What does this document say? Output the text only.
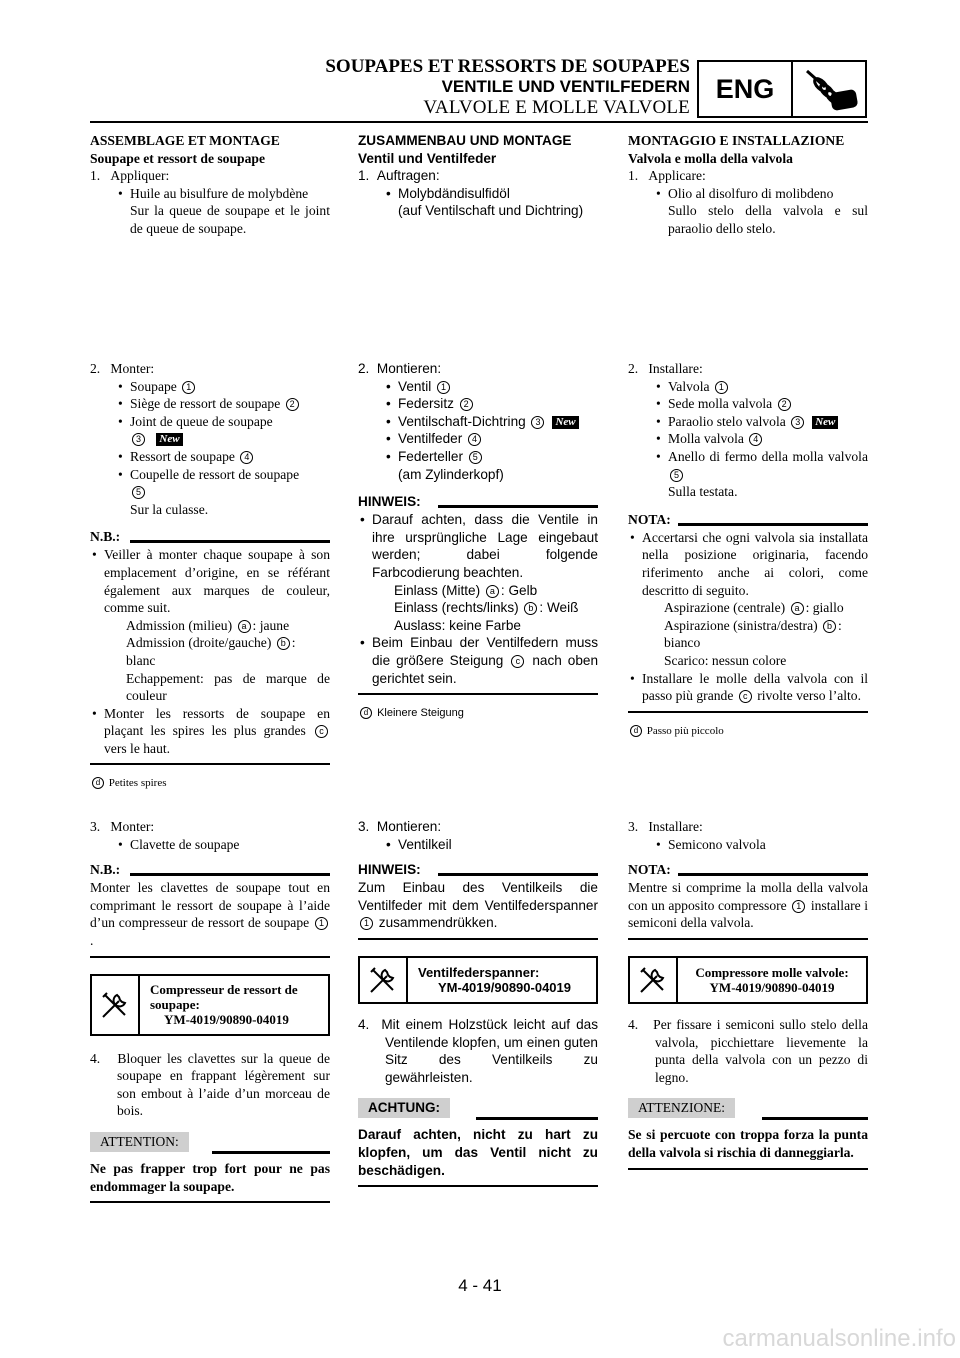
SOUPAPES ET RESSORTS DE SOUPAPES
VENTILE UND VENTILFEDERN
VALVOLE E MOLLE VALVOLE
ENG
ASSEMBLAGE ET MONTAGE
Soupape et ressort de soupape
1. Appliquer:
• Huile au bisulfure de molybdène
Sur la queue de soupape et le joint de queue de soupape.
2. Monter:
• Soupape 1
• Siège de ressort de soupape 2
• Joint de queue de soupape
3 New
• Ressort de soupape 4
• Coupelle de ressort de soupape
5
Sur la culasse.
N.B.:
• Veiller à monter chaque soupape à son emplacement d’origine, en se référant également aux marques de couleur, comme suit.
Admission (milieu) a : jaune
Admission (droite/gauche) b :
blanc
Echappement: pas de marque de couleur
• Monter les ressorts de soupape en plaçant les spires les plus grandes c vers le haut.
d Petites spires
3. Monter:
• Clavette de soupape
N.B.:
Monter les clavettes de soupape tout en comprimant le ressort de soupape à l’aide d’un compresseur de ressort de soupape 1.
Compresseur de ressort de
soupape:
YM-4019/90890-04019
4. Bloquer les clavettes sur la queue de soupape en frappant légèrement sur son embout à l’aide d’un morceau de bois.
ATTENTION:
Ne pas frapper trop fort pour ne pas endommager la soupape.
ZUSAMMENBAU UND MONTAGE
Ventil und Ventilfeder
1. Auftragen:
• Molybdändisulfidöl
(auf Ventilschaft und Dichtring)
2. Montieren:
• Ventil 1
• Federsitz 2
• Ventilschaft-Dichtring 3 New
• Ventilfeder 4
• Federteller 5
(am Zylinderkopf)
HINWEIS:
• Darauf achten, dass die Ventile in ihre ursprüngliche Lage eingebaut werden; dabei folgende Farbcodierung beachten.
Einlass (Mitte) a : Gelb
Einlass (rechts/links) b : Weiß
Auslass: keine Farbe
• Beim Einbau der Ventilfedern muss die größere Steigung c nach oben gerichtet sein.
d Kleinere Steigung
3. Montieren:
• Ventilkeil
HINWEIS:
Zum Einbau des Ventilkeils die Ventilfeder mit dem Ventilfederspanner 1 zusammendrükken.
Ventilfederspanner:
YM-4019/90890-04019
4. Mit einem Holzstück leicht auf das Ventilende klopfen, um einen guten Sitz des Ventilkeils zu gewährleisten.
ACHTUNG:
Darauf achten, nicht zu hart zu klopfen, um das Ventil nicht zu beschädigen.
MONTAGGIO E INSTALLAZIONE
Valvola e molla della valvola
1. Applicare:
• Olio al disolfuro di molibdeno
Sullo stelo della valvola e sul paraolio dello stelo.
2. Installare:
• Valvola 1
• Sede molla valvola 2
• Paraolio stelo valvola 3 New
• Molla valvola 4
• Anello di fermo della molla valvola 5
Sulla testata.
NOTA:
• Accertarsi che ogni valvola sia installata nella posizione originaria, facendo riferimento anche ai colori, come descritto di seguito.
Aspirazione (centrale) a : giallo
Aspirazione (sinistra/destra) b :
bianco
Scarico: nessun colore
• Installare le molle della valvola con il passo più grande c rivolte verso l’alto.
d Passo più piccolo
3. Installare:
• Semicono valvola
NOTA:
Mentre si comprime la molla della valvola con un apposito compressore 1 installare i semiconi della valvola.
Compressore molle valvole:
YM-4019/90890-04019
4. Per fissare i semiconi sullo stelo della valvola, picchiettare lievemente la punta della valvola con un pezzo di legno.
ATTENZIONE:
Se si percuote con troppa forza la punta della valvola si rischia di danneggiarla.
4 - 41
carmanualsonline.info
-------
Reproduce every record word for word. The copy must contain no pictures.

What does this document say? Output the text only.
SOUPAPES ET RESSORTS DE SOUPAPES
VENTILE UND VENTILFEDERN
VALVOLE E MOLLE VALVOLE
ENG
ASSEMBLAGE ET MONTAGE
Soupape et ressort de soupape
1. Appliquer:
• Huile au bisulfure de molybdène
Sur la queue de soupape et le joint de queue de soupape.
2. Monter:
• Soupape 1
• Siège de ressort de soupape 2
• Joint de queue de soupape
3 New
• Ressort de soupape 4
• Coupelle de ressort de soupape
5
Sur la culasse.
N.B.:
• Veiller à monter chaque soupape à son emplacement d’origine, en se référant également aux marques de couleur, comme suit.
Admission (milieu) a : jaune
Admission (droite/gauche) b :
blanc
Echappement: pas de marque de couleur
• Monter les ressorts de soupape en plaçant les spires les plus grandes c vers le haut.
d Petites spires
3. Monter:
• Clavette de soupape
N.B.:
Monter les clavettes de soupape tout en comprimant le ressort de soupape à l’aide d’un compresseur de ressort de soupape 1.
Compresseur de ressort de
soupape:
YM-4019/90890-04019
4. Bloquer les clavettes sur la queue de soupape en frappant légèrement sur son embout à l’aide d’un morceau de bois.
ATTENTION:
Ne pas frapper trop fort pour ne pas endommager la soupape.
ZUSAMMENBAU UND MONTAGE
Ventil und Ventilfeder
1. Auftragen:
• Molybdändisulfidöl
(auf Ventilschaft und Dichtring)
2. Montieren:
• Ventil 1
• Federsitz 2
• Ventilschaft-Dichtring 3 New
• Ventilfeder 4
• Federteller 5
(am Zylinderkopf)
HINWEIS:
• Darauf achten, dass die Ventile in ihre ursprüngliche Lage eingebaut werden; dabei folgende Farbcodierung beachten.
Einlass (Mitte) a : Gelb
Einlass (rechts/links) b : Weiß
Auslass: keine Farbe
• Beim Einbau der Ventilfedern muss die größere Steigung c nach oben gerichtet sein.
d Kleinere Steigung
3. Montieren:
• Ventilkeil
HINWEIS:
Zum Einbau des Ventilkeils die Ventilfeder mit dem Ventilfederspanner 1 zusammendrükken.
Ventilfederspanner:
YM-4019/90890-04019
4. Mit einem Holzstück leicht auf das Ventilende klopfen, um einen guten Sitz des Ventilkeils zu gewährleisten.
ACHTUNG:
Darauf achten, nicht zu hart zu klopfen, um das Ventil nicht zu beschädigen.
MONTAGGIO E INSTALLAZIONE
Valvola e molla della valvola
1. Applicare:
• Olio al disolfuro di molibdeno
Sullo stelo della valvola e sul paraolio dello stelo.
2. Installare:
• Valvola 1
• Sede molla valvola 2
• Paraolio stelo valvola 3 New
• Molla valvola 4
• Anello di fermo della molla valvola 5
Sulla testata.
NOTA:
• Accertarsi che ogni valvola sia installata nella posizione originaria, facendo riferimento anche ai colori, come descritto di seguito.
Aspirazione (centrale) a : giallo
Aspirazione (sinistra/destra) b :
bianco
Scarico: nessun colore
• Installare le molle della valvola con il passo più grande c rivolte verso l’alto.
d Passo più piccolo
3. Installare:
• Semicono valvola
NOTA:
Mentre si comprime la molla della valvola con un apposito compressore 1 installare i semiconi della valvola.
Compressore molle valvole:
YM-4019/90890-04019
4. Per fissare i semiconi sullo stelo della valvola, picchiettare lievemente la punta della valvola con un pezzo di legno.
ATTENZIONE:
Se si percuote con troppa forza la punta della valvola si rischia di danneggiarla.
4 - 41
carmanualsonline.info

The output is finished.